Profile picture

Intro to Pandas DataFrames

Last updated: November 28th, 20192019-11-28Project preview

rmotr


Intro to Pandas DataFrames

Probably the most important data structure of pandas is the DataFrame. It's a tabular structure tightly integrated with Series.

A DataFrame is a tabular structure with the following properties:

  • It's composed by a ordered series of rows and a ordered series of columns.
  • It also uses an index to reference individual rows.
  • Each column could have a different NumPy-related type.
  • It could be seen as a collection of multiple of Series, all sharing the same index.
  • Can be "sliced" horizontally (per row) or vertically (per column).

purple-divider

Hands on!

Raw data:

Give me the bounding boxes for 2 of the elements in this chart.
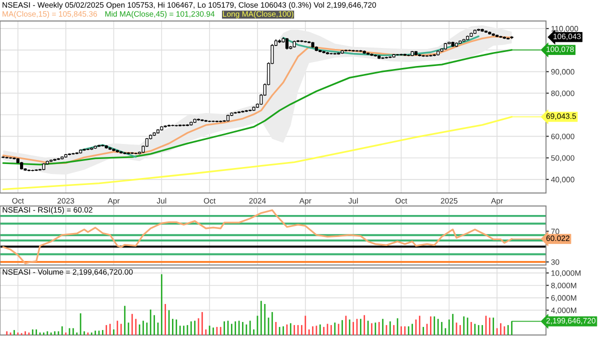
line-series [282, 35, 480, 56]
candlestick [285, 38, 288, 50]
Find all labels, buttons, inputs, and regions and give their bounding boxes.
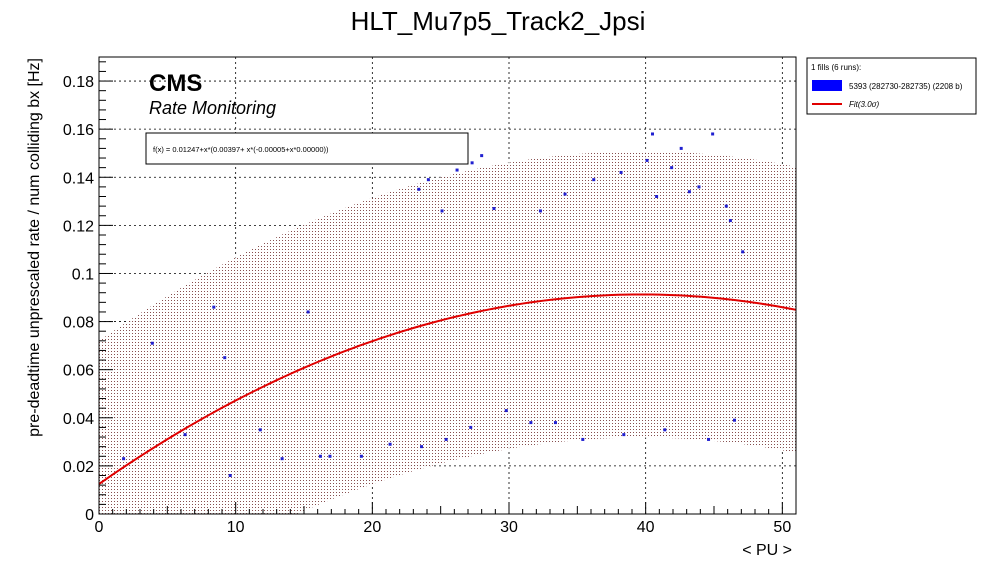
fit-formula-text: f(x) = 0.01247+x*(0.00397+ x*(-0.00005+x…: [153, 145, 329, 154]
data-point: [741, 250, 745, 254]
plot-frame: [98, 56, 797, 515]
data-point: [529, 421, 533, 425]
data-point: [223, 356, 227, 360]
fit-band: [99, 151, 796, 514]
legend-header: 1 fills (6 runs):: [811, 63, 861, 72]
data-point: [733, 418, 736, 422]
y-tick-label: 0.1: [72, 266, 94, 283]
data-point: [280, 457, 284, 461]
x-axis-title: < PU >: [742, 542, 792, 559]
data-point: [359, 454, 363, 458]
data-point: [707, 437, 711, 441]
legend: 1 fills (6 runs): 5393 (282730-282735) (…: [806, 57, 977, 115]
x-tick-label: 50: [773, 519, 791, 536]
data-point: [183, 433, 187, 437]
data-point: [318, 454, 322, 458]
data-point: [122, 457, 126, 461]
data-point: [622, 433, 626, 437]
y-tick-label: 0.06: [63, 363, 94, 380]
chart-title: HLT_Mu7p5_Track2_Jpsi: [351, 6, 646, 36]
data-point: [663, 428, 667, 432]
fit-curve: [98, 293, 797, 485]
data-point: [469, 425, 473, 429]
legend-data-swatch: [812, 80, 842, 91]
data-point: [728, 219, 732, 223]
data-point: [492, 207, 496, 211]
data-point: [645, 158, 649, 162]
x-tick-label: 30: [500, 519, 518, 536]
y-tick-label: 0.16: [63, 122, 94, 139]
data-point: [440, 209, 444, 213]
x-tick-label: 0: [95, 519, 104, 536]
data-point: [581, 437, 585, 441]
data-point: [651, 132, 654, 136]
x-tick-label: 20: [363, 519, 381, 536]
data-point: [670, 166, 674, 170]
data-point: [426, 178, 430, 182]
axes: 0 10 20 30 40 50 0 0.02 0.04 0.06 0.08 0.1 0.12 0.14 0…: [63, 61, 791, 536]
data-point: [420, 445, 424, 449]
y-tick-label: 0.12: [63, 218, 94, 235]
data-points: [122, 132, 745, 478]
data-point: [679, 146, 683, 150]
data-point: [306, 310, 310, 314]
legend-fit-label: Fit(3.0σ): [849, 100, 879, 109]
data-point: [655, 195, 659, 199]
y-tick-label: 0.02: [63, 459, 94, 476]
data-point: [328, 454, 332, 458]
y-tick-label: 0.14: [63, 170, 94, 187]
data-point: [724, 204, 728, 208]
x-tick-label: 40: [637, 519, 655, 536]
data-point: [504, 409, 508, 413]
rate-monitoring-label: Rate Monitoring: [149, 98, 276, 118]
data-point: [444, 437, 448, 441]
legend-data-label: 5393 (282730-282735) (2208 b): [849, 82, 963, 91]
data-point: [697, 185, 701, 189]
data-point: [711, 132, 715, 136]
data-point: [417, 187, 421, 191]
cms-label: CMS: [149, 70, 202, 97]
data-point: [592, 178, 596, 182]
data-point: [563, 192, 567, 196]
y-tick-label: 0.18: [63, 74, 94, 91]
y-tick-label: 0: [85, 507, 94, 524]
fit-formula-box: [145, 132, 469, 165]
data-point: [538, 209, 542, 213]
data-point: [212, 305, 216, 309]
data-point: [687, 190, 691, 194]
y-tick-label: 0.04: [63, 411, 94, 428]
data-point: [619, 170, 623, 174]
data-point: [470, 161, 474, 165]
data-point: [150, 341, 154, 345]
x-tick-label: 10: [227, 519, 245, 536]
y-tick-label: 0.08: [63, 315, 94, 332]
data-point: [455, 168, 459, 172]
data-point: [553, 421, 557, 425]
data-point: [258, 428, 262, 432]
data-point: [480, 154, 484, 158]
data-point: [228, 474, 232, 478]
data-point: [388, 442, 392, 446]
y-axis-title: pre-deadtime unprescaled rate / num coll…: [26, 58, 43, 437]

Objective:
In the introduction to Pandas DataFrames, what does a DataFrame use to reference individual rows? The listing comes from a separate source.

Full response:
An index.